TASK DETAILS = Extract the full listing below without altering a single character.

MATERIAL TO PROCESS =

# # # #

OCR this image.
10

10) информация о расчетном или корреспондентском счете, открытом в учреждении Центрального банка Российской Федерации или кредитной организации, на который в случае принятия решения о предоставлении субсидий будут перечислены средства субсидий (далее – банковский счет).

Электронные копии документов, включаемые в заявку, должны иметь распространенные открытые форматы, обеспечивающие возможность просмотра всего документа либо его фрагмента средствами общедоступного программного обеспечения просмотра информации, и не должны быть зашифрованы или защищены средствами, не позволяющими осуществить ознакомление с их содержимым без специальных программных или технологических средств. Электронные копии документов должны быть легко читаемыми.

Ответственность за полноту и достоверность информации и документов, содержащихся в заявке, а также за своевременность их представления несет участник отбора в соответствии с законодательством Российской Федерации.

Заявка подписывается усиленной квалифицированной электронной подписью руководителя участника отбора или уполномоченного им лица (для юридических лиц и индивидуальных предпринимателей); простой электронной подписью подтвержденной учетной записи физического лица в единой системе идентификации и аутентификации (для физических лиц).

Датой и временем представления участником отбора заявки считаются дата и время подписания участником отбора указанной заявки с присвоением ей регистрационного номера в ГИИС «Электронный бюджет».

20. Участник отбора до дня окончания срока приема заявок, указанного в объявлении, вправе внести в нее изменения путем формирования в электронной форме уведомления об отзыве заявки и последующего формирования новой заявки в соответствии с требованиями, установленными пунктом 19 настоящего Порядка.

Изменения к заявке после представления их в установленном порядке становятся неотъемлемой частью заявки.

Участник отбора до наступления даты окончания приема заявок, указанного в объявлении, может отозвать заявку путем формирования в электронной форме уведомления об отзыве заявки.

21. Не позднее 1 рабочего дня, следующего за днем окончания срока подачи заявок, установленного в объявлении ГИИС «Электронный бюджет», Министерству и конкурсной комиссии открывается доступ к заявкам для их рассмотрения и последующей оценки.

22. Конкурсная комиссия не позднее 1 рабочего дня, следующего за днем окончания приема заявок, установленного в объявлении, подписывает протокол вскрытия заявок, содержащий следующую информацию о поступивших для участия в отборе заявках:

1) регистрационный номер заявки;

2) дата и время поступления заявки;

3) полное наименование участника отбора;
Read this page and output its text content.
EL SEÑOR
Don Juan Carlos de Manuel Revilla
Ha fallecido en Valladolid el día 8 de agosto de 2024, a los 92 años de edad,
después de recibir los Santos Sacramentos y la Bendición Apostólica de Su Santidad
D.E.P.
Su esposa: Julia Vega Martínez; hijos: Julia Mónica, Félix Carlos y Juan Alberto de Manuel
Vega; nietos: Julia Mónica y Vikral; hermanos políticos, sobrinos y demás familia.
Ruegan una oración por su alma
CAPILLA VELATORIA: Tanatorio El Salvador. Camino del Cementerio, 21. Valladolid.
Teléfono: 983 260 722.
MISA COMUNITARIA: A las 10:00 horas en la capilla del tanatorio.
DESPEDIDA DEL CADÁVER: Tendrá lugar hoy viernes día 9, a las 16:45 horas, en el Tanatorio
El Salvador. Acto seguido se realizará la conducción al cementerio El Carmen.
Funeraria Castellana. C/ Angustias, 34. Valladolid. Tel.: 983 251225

# # # #

RESPONSE TO THIS EXERCISE =
OCR this image.
10

10) информация о расчетном или корреспондентском счете, открытом в учреждении Центрального банка Российской Федерации или кредитной организации, на который в случае принятия решения о предоставлении субсидий будут перечислены средства субсидий (далее – банковский счет).

Электронные копии документов, включаемые в заявку, должны иметь распространенные открытые форматы, обеспечивающие возможность просмотра всего документа либо его фрагмента средствами общедоступного программного обеспечения просмотра информации, и не должны быть зашифрованы или защищены средствами, не позволяющими осуществить ознакомление с их содержимым без специальных программных или технологических средств. Электронные копии документов должны быть легко читаемыми.

Ответственность за полноту и достоверность информации и документов, содержащихся в заявке, а также за своевременность их представления несет участник отбора в соответствии с законодательством Российской Федерации.

Заявка подписывается усиленной квалифицированной электронной подписью руководителя участника отбора или уполномоченного им лица (для юридических лиц и индивидуальных предпринимателей); простой электронной подписью подтвержденной учетной записи физического лица в единой системе идентификации и аутентификации (для физических лиц).

Датой и временем представления участником отбора заявки считаются дата и время подписания участником отбора указанной заявки с присвоением ей регистрационного номера в ГИИС «Электронный бюджет».

20. Участник отбора до дня окончания срока приема заявок, указанного в объявлении, вправе внести в нее изменения путем формирования в электронной форме уведомления об отзыве заявки и последующего формирования новой заявки в соответствии с требованиями, установленными пунктом 19 настоящего Порядка.

Изменения к заявке после представления их в установленном порядке становятся неотъемлемой частью заявки.

Участник отбора до наступления даты окончания приема заявок, указанного в объявлении, может отозвать заявку путем формирования в электронной форме уведомления об отзыве заявки.

21. Не позднее 1 рабочего дня, следующего за днем окончания срока подачи заявок, установленного в объявлении ГИИС «Электронный бюджет», Министерству и конкурсной комиссии открывается доступ к заявкам для их рассмотрения и последующей оценки.

22. Конкурсная комиссия не позднее 1 рабочего дня, следующего за днем окончания приема заявок, установленного в объявлении, подписывает протокол вскрытия заявок, содержащий следующую информацию о поступивших для участия в отборе заявках:

1) регистрационный номер заявки;

2) дата и время поступления заявки;

3) полное наименование участника отбора;
Read this page and output its text content.
EL SEÑOR
Don Juan Carlos de Manuel Revilla
Ha fallecido en Valladolid el día 8 de agosto de 2024, a los 92 años de edad,
después de recibir los Santos Sacramentos y la Bendición Apostólica de Su Santidad
D.E.P.
Su esposa: Julia Vega Martínez; hijos: Julia Mónica, Félix Carlos y Juan Alberto de Manuel
Vega; nietos: Julia Mónica y Vikral; hermanos políticos, sobrinos y demás familia.
Ruegan una oración por su alma
CAPILLA VELATORIA: Tanatorio El Salvador. Camino del Cementerio, 21. Valladolid.
Teléfono: 983 260 722.
MISA COMUNITARIA: A las 10:00 horas en la capilla del tanatorio.
DESPEDIDA DEL CADÁVER: Tendrá lugar hoy viernes día 9, a las 16:45 horas, en el Tanatorio
El Salvador. Acto seguido se realizará la conducción al cementerio El Carmen.
Funeraria Castellana. C/ Angustias, 34. Valladolid. Tel.: 983 251225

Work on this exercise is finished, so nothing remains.